>> begin MATERIAL FOR THE TASK
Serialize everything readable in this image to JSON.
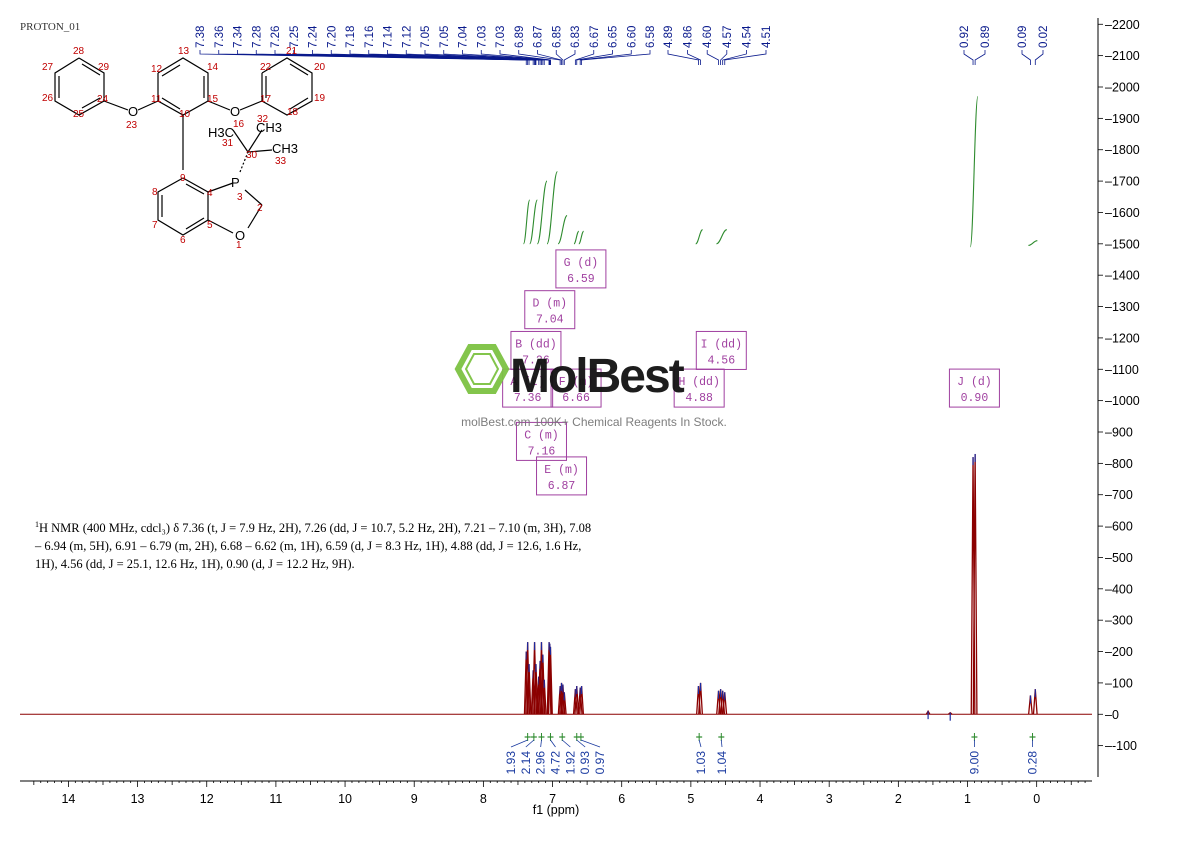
{
  "file_label": "PROTON_01",
  "watermark": {
    "brand": "MolBest",
    "tagline": "molBest.com  100K+ Chemical Reagents In Stock."
  },
  "summary": {
    "nmr_sup": "1",
    "text": "H NMR (400 MHz, cdcl₃) δ 7.36 (t, J = 7.9 Hz, 2H), 7.26 (dd, J = 10.7, 5.2 Hz, 2H), 7.21 – 7.10 (m, 3H), 7.08 – 6.94 (m, 5H), 6.91 – 6.79 (m, 2H), 6.68 – 6.62 (m, 1H), 6.59 (d, J = 8.3 Hz, 1H), 4.88 (dd, J = 12.6, 1.6 Hz, 1H), 4.56 (dd, J = 25.1, 12.6 Hz, 1H), 0.90 (d, J = 12.2 Hz, 9H)."
  },
  "molecule": {
    "atom_numbers": [
      "1",
      "2",
      "3",
      "4",
      "5",
      "6",
      "7",
      "8",
      "9",
      "10",
      "11",
      "12",
      "13",
      "14",
      "15",
      "16",
      "17",
      "18",
      "19",
      "20",
      "21",
      "22",
      "23",
      "24",
      "25",
      "26",
      "27",
      "28",
      "29",
      "30",
      "31",
      "32",
      "33"
    ],
    "heteroatoms": [
      "O",
      "P",
      "O",
      "O"
    ],
    "methyl_labels": [
      "H3C",
      "CH3",
      "CH3"
    ]
  },
  "chart_data": {
    "type": "line",
    "title": "",
    "xlabel": "f1 (ppm)",
    "ylabel": "",
    "xlim": [
      14.7,
      -0.8
    ],
    "ylim": [
      -200,
      2220
    ],
    "x_ticks": [
      14,
      13,
      12,
      11,
      10,
      9,
      8,
      7,
      6,
      5,
      4,
      3,
      2,
      1,
      0
    ],
    "y_ticks": [
      -100,
      0,
      100,
      200,
      300,
      400,
      500,
      600,
      700,
      800,
      900,
      1000,
      1100,
      1200,
      1300,
      1400,
      1500,
      1600,
      1700,
      1800,
      1900,
      2000,
      2100,
      2200
    ],
    "peak_labels": [
      "7.38",
      "7.36",
      "7.34",
      "7.28",
      "7.26",
      "7.25",
      "7.24",
      "7.20",
      "7.18",
      "7.16",
      "7.14",
      "7.12",
      "7.05",
      "7.05",
      "7.04",
      "7.03",
      "7.03",
      "6.89",
      "6.87",
      "6.85",
      "6.83",
      "6.67",
      "6.65",
      "6.60",
      "6.58",
      "4.89",
      "4.86",
      "4.60",
      "4.57",
      "4.54",
      "4.51",
      "0.92",
      "0.89",
      "0.09",
      "0.02"
    ],
    "peak_labels_style": {
      "color": "#0a1a8c"
    },
    "spectrum_peaks": [
      {
        "ppm": 7.38,
        "height": 200
      },
      {
        "ppm": 7.36,
        "height": 230
      },
      {
        "ppm": 7.34,
        "height": 160
      },
      {
        "ppm": 7.28,
        "height": 140
      },
      {
        "ppm": 7.26,
        "height": 230
      },
      {
        "ppm": 7.24,
        "height": 160
      },
      {
        "ppm": 7.2,
        "height": 120
      },
      {
        "ppm": 7.18,
        "height": 170
      },
      {
        "ppm": 7.16,
        "height": 230
      },
      {
        "ppm": 7.14,
        "height": 190
      },
      {
        "ppm": 7.12,
        "height": 110
      },
      {
        "ppm": 7.05,
        "height": 230
      },
      {
        "ppm": 7.04,
        "height": 225
      },
      {
        "ppm": 7.03,
        "height": 215
      },
      {
        "ppm": 6.89,
        "height": 90
      },
      {
        "ppm": 6.87,
        "height": 100
      },
      {
        "ppm": 6.85,
        "height": 95
      },
      {
        "ppm": 6.83,
        "height": 70
      },
      {
        "ppm": 6.67,
        "height": 80
      },
      {
        "ppm": 6.65,
        "height": 90
      },
      {
        "ppm": 6.6,
        "height": 85
      },
      {
        "ppm": 6.58,
        "height": 90
      },
      {
        "ppm": 4.89,
        "height": 90
      },
      {
        "ppm": 4.86,
        "height": 100
      },
      {
        "ppm": 4.6,
        "height": 75
      },
      {
        "ppm": 4.57,
        "height": 80
      },
      {
        "ppm": 4.54,
        "height": 75
      },
      {
        "ppm": 4.51,
        "height": 70
      },
      {
        "ppm": 1.57,
        "height": 10
      },
      {
        "ppm": 1.25,
        "height": 5
      },
      {
        "ppm": 0.92,
        "height": 820
      },
      {
        "ppm": 0.89,
        "height": 830
      },
      {
        "ppm": 0.09,
        "height": 60
      },
      {
        "ppm": 0.02,
        "height": 80
      }
    ],
    "integral_curves": [
      {
        "from": 7.42,
        "to": 7.33,
        "base": 1500,
        "rise": 140
      },
      {
        "from": 7.33,
        "to": 7.22,
        "base": 1500,
        "rise": 140
      },
      {
        "from": 7.22,
        "to": 7.08,
        "base": 1500,
        "rise": 200
      },
      {
        "from": 7.08,
        "to": 6.93,
        "base": 1500,
        "rise": 230
      },
      {
        "from": 6.92,
        "to": 6.79,
        "base": 1500,
        "rise": 90
      },
      {
        "from": 6.69,
        "to": 6.62,
        "base": 1500,
        "rise": 40
      },
      {
        "from": 6.62,
        "to": 6.55,
        "base": 1500,
        "rise": 40
      },
      {
        "from": 4.93,
        "to": 4.83,
        "base": 1500,
        "rise": 45
      },
      {
        "from": 4.63,
        "to": 4.48,
        "base": 1500,
        "rise": 45
      },
      {
        "from": 0.96,
        "to": 0.85,
        "base": 1490,
        "rise": 480
      },
      {
        "from": 0.12,
        "to": -0.01,
        "base": 1495,
        "rise": 15
      }
    ],
    "multiplet_boxes": [
      {
        "label": "G (d)",
        "value": "6.59",
        "ppm": 6.59,
        "y": 1420
      },
      {
        "label": "D (m)",
        "value": "7.04",
        "ppm": 7.04,
        "y": 1290
      },
      {
        "label": "B (dd)",
        "value": "7.26",
        "ppm": 7.24,
        "y": 1160
      },
      {
        "label": "I (dd)",
        "value": "4.56",
        "ppm": 4.56,
        "y": 1160
      },
      {
        "label": "A (t)",
        "value": "7.36",
        "ppm": 7.36,
        "y": 1040
      },
      {
        "label": "F (m)",
        "value": "6.66",
        "ppm": 6.66,
        "y": 1040
      },
      {
        "label": "H (dd)",
        "value": "4.88",
        "ppm": 4.88,
        "y": 1040
      },
      {
        "label": "J (d)",
        "value": "0.90",
        "ppm": 0.9,
        "y": 1040
      },
      {
        "label": "C (m)",
        "value": "7.16",
        "ppm": 7.16,
        "y": 870
      },
      {
        "label": "E (m)",
        "value": "6.87",
        "ppm": 6.87,
        "y": 760
      }
    ],
    "integrations": [
      {
        "value": "1.93",
        "ppm": 7.36
      },
      {
        "value": "2.14",
        "ppm": 7.27
      },
      {
        "value": "2.96",
        "ppm": 7.16
      },
      {
        "value": "4.72",
        "ppm": 7.03
      },
      {
        "value": "1.92",
        "ppm": 6.86
      },
      {
        "value": "0.93",
        "ppm": 6.65
      },
      {
        "value": "0.97",
        "ppm": 6.59
      },
      {
        "value": "1.03",
        "ppm": 4.88
      },
      {
        "value": "1.04",
        "ppm": 4.56
      },
      {
        "value": "9.00",
        "ppm": 0.9
      },
      {
        "value": "0.28",
        "ppm": 0.06
      }
    ],
    "colors": {
      "spectrum": "#8b0000",
      "peak_tops": "#1a2aa0",
      "peak_label": "#0a1a8c",
      "integral": "#2e8b2e",
      "box": "#a040a0",
      "axis": "#000000",
      "integration_label": "#1a3aa0"
    }
  }
}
>> end MATERIAL FOR THE TASK
Give only the number of lines in the records that contain the string "from".

11